### Given request
Below are some records; give them all again exactly, but not the pictures.

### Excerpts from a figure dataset

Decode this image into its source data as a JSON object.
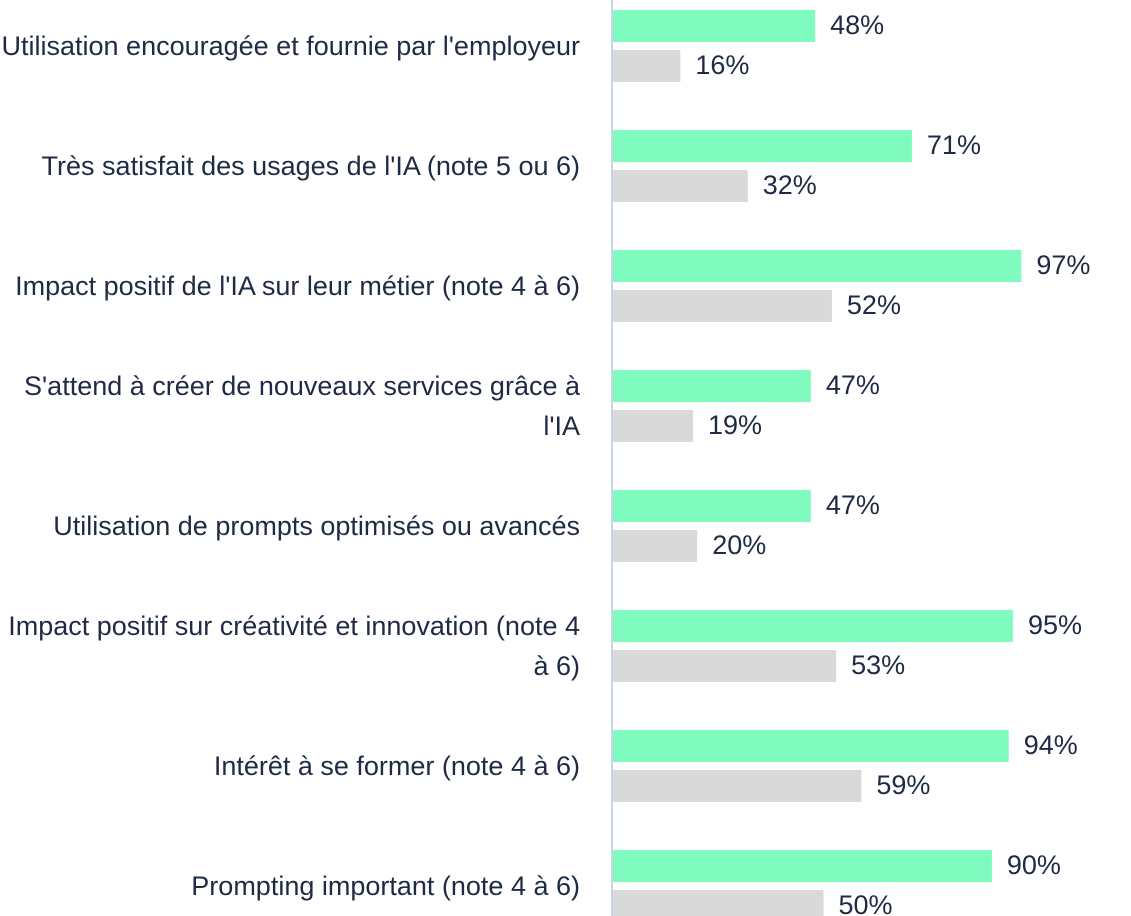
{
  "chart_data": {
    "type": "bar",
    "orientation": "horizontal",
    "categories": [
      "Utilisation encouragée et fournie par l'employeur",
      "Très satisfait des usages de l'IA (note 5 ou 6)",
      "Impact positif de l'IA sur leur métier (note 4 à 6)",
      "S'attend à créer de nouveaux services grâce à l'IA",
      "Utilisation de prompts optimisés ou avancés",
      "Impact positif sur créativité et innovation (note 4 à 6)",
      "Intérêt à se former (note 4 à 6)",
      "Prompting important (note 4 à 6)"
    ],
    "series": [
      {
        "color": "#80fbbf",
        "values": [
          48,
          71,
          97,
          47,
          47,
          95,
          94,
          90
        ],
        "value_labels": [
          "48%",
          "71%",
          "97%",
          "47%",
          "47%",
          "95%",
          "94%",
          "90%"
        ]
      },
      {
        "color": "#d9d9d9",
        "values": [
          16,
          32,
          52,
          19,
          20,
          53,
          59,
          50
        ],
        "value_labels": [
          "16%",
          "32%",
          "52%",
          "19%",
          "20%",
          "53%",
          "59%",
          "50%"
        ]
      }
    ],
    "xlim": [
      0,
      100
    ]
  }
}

### Response to this task
Decode this image into its source data as a JSON object.
{
  "chart_data": {
    "type": "bar",
    "orientation": "horizontal",
    "categories": [
      "Utilisation encouragée et fournie par l'employeur",
      "Très satisfait des usages de l'IA (note 5 ou 6)",
      "Impact positif de l'IA sur leur métier (note 4 à 6)",
      "S'attend à créer de nouveaux services grâce à l'IA",
      "Utilisation de prompts optimisés ou avancés",
      "Impact positif sur créativité et innovation (note 4 à 6)",
      "Intérêt à se former (note 4 à 6)",
      "Prompting important (note 4 à 6)"
    ],
    "series": [
      {
        "color": "#80fbbf",
        "values": [
          48,
          71,
          97,
          47,
          47,
          95,
          94,
          90
        ],
        "value_labels": [
          "48%",
          "71%",
          "97%",
          "47%",
          "47%",
          "95%",
          "94%",
          "90%"
        ]
      },
      {
        "color": "#d9d9d9",
        "values": [
          16,
          32,
          52,
          19,
          20,
          53,
          59,
          50
        ],
        "value_labels": [
          "16%",
          "32%",
          "52%",
          "19%",
          "20%",
          "53%",
          "59%",
          "50%"
        ]
      }
    ],
    "xlim": [
      0,
      100
    ]
  }
}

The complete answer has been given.